— START OF RECORDS SHOWN —

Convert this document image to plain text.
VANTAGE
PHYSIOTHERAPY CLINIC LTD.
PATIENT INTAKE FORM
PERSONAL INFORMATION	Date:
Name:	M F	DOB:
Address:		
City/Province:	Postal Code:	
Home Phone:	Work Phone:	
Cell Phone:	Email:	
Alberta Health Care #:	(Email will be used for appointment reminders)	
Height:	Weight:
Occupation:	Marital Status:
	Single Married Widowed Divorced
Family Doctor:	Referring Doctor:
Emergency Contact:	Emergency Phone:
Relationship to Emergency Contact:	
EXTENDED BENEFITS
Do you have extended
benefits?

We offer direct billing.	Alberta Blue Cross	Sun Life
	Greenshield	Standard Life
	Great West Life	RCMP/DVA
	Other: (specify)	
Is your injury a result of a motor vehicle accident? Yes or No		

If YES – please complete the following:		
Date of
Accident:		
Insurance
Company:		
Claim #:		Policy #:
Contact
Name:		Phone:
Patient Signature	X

— END OF RECORDS SHOWN —

DIRECTION
Filter the records above for lines containing the word "Life", and copy those lines.

ANSWER TO THE PROBLEM
We offer direct billing.	Alberta Blue Cross	Sun Life
	Greenshield	Standard Life
	Great West Life	RCMP/DVA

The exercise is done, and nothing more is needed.